## ENTRIES SUPPLIED

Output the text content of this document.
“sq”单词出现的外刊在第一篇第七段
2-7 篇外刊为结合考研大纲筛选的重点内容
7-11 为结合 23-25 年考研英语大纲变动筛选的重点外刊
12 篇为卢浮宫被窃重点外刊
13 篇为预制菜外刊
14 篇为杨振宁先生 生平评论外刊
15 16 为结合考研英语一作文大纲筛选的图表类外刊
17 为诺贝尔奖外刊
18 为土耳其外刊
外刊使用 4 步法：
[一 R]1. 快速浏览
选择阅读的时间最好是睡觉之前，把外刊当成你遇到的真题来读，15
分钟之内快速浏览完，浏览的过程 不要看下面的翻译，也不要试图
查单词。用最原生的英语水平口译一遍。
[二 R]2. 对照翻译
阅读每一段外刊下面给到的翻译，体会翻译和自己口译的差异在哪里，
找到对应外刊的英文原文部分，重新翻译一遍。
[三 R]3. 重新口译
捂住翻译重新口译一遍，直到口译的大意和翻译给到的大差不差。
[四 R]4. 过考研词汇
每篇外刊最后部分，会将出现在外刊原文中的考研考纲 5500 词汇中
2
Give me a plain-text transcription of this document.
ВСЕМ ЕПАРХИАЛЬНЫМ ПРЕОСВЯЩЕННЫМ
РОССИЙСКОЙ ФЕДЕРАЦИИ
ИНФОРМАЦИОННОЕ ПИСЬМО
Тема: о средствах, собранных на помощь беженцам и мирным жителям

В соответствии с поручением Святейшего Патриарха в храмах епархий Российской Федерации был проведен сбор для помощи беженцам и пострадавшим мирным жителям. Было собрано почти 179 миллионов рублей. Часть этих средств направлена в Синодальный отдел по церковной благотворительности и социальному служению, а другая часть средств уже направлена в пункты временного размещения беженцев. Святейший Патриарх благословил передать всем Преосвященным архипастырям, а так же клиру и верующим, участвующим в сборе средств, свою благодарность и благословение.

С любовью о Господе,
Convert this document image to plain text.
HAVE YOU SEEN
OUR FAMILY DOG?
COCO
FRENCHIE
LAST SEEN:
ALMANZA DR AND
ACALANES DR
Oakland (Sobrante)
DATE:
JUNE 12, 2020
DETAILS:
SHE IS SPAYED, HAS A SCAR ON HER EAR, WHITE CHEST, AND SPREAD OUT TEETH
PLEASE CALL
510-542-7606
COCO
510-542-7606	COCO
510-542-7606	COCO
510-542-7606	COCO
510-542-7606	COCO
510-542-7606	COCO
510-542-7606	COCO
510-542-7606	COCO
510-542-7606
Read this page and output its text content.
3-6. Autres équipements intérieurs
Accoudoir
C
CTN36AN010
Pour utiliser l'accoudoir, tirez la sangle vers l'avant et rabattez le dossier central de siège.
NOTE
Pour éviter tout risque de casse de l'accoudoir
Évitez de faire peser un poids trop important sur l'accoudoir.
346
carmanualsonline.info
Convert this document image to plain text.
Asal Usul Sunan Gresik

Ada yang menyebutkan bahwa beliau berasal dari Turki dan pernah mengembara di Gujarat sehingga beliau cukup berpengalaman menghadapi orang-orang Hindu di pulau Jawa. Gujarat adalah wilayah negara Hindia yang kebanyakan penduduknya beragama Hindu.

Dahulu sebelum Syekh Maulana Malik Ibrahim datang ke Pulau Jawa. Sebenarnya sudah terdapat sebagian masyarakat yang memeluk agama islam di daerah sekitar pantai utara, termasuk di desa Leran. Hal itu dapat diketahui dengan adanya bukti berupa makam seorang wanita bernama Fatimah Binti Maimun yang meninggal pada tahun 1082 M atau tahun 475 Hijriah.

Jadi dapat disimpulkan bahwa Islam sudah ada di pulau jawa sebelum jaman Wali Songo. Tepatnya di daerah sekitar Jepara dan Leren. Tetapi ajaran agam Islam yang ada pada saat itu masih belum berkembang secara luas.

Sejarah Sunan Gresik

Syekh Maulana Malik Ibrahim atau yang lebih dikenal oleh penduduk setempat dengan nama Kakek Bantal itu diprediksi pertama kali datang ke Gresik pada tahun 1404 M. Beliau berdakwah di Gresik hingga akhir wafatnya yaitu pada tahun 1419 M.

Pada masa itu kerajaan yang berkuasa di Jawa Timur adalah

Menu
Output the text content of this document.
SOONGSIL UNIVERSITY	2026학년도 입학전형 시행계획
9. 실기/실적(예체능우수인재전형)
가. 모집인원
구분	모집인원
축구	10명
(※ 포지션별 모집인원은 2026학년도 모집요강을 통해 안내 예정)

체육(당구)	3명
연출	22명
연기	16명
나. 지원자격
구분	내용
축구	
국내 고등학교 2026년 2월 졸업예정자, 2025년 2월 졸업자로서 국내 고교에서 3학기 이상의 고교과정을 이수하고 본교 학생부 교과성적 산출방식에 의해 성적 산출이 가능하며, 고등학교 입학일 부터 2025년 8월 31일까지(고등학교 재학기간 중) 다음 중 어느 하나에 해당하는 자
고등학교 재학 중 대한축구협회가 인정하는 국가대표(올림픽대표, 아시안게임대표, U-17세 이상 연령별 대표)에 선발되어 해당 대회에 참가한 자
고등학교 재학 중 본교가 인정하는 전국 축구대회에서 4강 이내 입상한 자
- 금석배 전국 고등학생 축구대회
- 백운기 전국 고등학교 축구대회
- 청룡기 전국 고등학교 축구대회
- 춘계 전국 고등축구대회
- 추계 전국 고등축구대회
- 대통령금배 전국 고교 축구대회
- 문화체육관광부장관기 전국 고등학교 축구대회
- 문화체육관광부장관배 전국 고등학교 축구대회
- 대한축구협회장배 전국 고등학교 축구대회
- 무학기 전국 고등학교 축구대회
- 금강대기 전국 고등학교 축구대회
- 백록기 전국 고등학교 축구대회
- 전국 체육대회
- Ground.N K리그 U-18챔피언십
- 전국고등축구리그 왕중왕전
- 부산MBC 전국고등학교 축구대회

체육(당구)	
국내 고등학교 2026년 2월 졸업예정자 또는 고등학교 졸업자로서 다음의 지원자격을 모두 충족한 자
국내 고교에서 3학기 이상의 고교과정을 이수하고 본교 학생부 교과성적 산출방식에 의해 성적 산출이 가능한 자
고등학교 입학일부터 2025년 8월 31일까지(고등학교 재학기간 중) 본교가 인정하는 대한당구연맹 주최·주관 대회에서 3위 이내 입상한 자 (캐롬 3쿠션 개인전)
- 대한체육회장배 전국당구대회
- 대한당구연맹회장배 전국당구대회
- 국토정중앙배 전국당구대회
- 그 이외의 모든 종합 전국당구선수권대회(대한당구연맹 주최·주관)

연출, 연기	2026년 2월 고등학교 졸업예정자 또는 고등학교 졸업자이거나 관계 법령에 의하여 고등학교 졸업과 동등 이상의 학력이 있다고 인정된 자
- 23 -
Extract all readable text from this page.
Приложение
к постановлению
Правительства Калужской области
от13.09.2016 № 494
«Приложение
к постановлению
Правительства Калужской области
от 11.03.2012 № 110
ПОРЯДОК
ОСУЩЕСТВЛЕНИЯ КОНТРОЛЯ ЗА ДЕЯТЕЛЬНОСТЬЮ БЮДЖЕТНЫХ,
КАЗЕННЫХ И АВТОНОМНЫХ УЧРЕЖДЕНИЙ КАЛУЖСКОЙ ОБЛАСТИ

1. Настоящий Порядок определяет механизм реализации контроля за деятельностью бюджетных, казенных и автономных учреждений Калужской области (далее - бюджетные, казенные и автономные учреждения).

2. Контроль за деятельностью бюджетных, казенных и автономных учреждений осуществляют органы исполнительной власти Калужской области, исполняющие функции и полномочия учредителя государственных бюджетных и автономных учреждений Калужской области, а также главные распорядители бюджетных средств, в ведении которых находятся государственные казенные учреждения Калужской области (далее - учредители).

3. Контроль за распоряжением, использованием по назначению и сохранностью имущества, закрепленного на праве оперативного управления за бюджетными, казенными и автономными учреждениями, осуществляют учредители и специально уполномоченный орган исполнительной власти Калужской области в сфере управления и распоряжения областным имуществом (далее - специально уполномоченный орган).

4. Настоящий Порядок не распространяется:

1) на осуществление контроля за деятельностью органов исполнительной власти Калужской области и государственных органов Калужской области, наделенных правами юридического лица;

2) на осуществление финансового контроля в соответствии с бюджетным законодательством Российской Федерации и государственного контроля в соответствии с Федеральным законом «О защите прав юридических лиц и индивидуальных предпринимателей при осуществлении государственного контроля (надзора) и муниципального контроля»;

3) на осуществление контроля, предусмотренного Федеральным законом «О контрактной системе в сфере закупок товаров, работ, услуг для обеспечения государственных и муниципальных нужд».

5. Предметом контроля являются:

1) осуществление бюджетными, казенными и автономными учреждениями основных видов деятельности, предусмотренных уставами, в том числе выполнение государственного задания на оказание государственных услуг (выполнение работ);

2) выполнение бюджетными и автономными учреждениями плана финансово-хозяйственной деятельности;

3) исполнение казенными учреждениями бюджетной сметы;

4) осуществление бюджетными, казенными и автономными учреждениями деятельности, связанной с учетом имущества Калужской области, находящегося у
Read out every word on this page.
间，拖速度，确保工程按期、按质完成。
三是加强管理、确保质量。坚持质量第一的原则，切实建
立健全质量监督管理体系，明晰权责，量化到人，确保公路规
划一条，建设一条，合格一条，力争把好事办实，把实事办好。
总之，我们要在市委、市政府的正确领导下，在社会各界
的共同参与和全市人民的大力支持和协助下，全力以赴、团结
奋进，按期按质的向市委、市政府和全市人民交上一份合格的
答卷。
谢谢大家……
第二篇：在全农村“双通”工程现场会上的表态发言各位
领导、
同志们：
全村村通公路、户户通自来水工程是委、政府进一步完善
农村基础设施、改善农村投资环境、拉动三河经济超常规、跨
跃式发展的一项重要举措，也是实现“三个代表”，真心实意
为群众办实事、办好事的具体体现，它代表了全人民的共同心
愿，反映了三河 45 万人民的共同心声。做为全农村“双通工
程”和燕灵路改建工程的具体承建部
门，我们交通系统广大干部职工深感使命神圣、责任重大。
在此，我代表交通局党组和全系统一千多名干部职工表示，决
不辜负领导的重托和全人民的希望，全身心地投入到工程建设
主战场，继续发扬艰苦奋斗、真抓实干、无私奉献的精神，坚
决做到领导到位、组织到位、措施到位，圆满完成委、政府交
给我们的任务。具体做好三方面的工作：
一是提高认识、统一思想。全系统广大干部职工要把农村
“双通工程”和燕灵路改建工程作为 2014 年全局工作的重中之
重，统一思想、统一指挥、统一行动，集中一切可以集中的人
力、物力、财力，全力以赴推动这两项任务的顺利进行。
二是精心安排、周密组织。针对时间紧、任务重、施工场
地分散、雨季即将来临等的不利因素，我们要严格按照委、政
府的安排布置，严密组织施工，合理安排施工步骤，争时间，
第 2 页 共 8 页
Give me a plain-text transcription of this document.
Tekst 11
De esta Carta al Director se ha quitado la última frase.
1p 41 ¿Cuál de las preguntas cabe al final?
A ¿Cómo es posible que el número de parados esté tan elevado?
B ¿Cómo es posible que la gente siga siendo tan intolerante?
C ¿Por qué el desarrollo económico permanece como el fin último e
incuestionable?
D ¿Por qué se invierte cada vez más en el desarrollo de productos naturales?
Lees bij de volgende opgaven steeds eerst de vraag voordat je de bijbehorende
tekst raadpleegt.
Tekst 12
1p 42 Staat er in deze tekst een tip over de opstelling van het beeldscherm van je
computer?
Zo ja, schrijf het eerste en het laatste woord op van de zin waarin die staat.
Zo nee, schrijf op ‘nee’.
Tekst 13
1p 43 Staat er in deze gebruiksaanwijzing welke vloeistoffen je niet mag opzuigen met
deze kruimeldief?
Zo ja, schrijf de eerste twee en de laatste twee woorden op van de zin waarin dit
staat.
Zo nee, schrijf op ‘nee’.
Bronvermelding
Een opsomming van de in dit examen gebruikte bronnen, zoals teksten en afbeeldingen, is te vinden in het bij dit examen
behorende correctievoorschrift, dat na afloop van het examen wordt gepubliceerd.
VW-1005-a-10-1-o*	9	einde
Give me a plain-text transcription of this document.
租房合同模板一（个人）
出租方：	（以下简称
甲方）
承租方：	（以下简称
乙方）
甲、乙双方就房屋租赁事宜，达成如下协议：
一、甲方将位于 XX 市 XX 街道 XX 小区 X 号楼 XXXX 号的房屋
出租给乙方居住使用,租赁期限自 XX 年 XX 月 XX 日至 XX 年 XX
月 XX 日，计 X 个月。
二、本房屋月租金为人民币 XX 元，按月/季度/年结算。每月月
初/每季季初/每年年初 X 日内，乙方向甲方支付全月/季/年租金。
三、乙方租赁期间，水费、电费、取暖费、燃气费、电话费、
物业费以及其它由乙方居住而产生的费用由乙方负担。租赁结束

## WORK INSTRUCTIONS
Copy out every line that includes the word "услуг".

## TASK OUTPUT
3) на осуществление контроля, предусмотренного Федеральным законом «О контрактной системе в сфере закупок товаров, работ, услуг для обеспечения государственных и муниципальных нужд».
1) осуществление бюджетными, казенными и автономными учреждениями основных видов деятельности, предусмотренных уставами, в том числе выполнение государственного задания на оказание государственных услуг (выполнение работ);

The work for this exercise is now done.